The problem — Go through each line of the records below and count those with the word "went". Give only the count.

[Saved entries]

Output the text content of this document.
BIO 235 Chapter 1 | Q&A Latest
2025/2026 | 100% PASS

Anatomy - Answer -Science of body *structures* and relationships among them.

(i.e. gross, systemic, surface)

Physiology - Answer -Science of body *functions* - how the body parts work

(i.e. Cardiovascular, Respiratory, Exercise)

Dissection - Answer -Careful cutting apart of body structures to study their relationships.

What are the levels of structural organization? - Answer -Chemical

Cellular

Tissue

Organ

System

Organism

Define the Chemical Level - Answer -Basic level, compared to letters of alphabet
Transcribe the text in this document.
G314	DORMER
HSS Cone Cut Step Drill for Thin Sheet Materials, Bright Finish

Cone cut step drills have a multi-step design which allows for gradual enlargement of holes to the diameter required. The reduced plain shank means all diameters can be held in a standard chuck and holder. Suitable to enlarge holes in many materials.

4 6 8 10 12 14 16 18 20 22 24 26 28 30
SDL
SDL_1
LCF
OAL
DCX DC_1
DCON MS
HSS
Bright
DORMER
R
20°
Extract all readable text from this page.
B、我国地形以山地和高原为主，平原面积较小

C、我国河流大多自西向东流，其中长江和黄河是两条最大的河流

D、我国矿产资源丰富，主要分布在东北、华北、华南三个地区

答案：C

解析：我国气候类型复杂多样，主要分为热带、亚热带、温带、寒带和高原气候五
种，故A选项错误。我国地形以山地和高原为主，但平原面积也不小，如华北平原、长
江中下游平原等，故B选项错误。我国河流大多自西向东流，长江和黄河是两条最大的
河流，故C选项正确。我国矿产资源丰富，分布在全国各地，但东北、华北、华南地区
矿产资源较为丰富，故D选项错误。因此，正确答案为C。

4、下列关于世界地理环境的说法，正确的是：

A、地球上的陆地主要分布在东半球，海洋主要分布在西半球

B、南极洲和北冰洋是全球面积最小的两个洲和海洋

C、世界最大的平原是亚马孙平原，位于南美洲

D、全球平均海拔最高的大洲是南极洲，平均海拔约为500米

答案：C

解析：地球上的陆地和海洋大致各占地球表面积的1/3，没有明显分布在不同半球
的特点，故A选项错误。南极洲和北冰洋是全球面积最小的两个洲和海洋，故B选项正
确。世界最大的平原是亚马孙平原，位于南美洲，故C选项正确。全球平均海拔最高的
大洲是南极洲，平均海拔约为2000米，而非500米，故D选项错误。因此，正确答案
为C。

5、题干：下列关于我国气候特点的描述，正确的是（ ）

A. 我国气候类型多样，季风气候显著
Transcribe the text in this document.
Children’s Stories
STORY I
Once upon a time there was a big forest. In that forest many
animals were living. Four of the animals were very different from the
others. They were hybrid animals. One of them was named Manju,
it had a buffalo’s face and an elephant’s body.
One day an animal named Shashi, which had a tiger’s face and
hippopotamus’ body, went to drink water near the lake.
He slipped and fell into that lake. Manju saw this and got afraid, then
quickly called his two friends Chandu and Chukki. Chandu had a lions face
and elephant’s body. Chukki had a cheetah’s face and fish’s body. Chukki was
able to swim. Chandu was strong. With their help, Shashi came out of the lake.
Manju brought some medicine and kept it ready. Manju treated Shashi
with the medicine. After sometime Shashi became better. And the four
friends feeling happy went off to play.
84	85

Task output — 2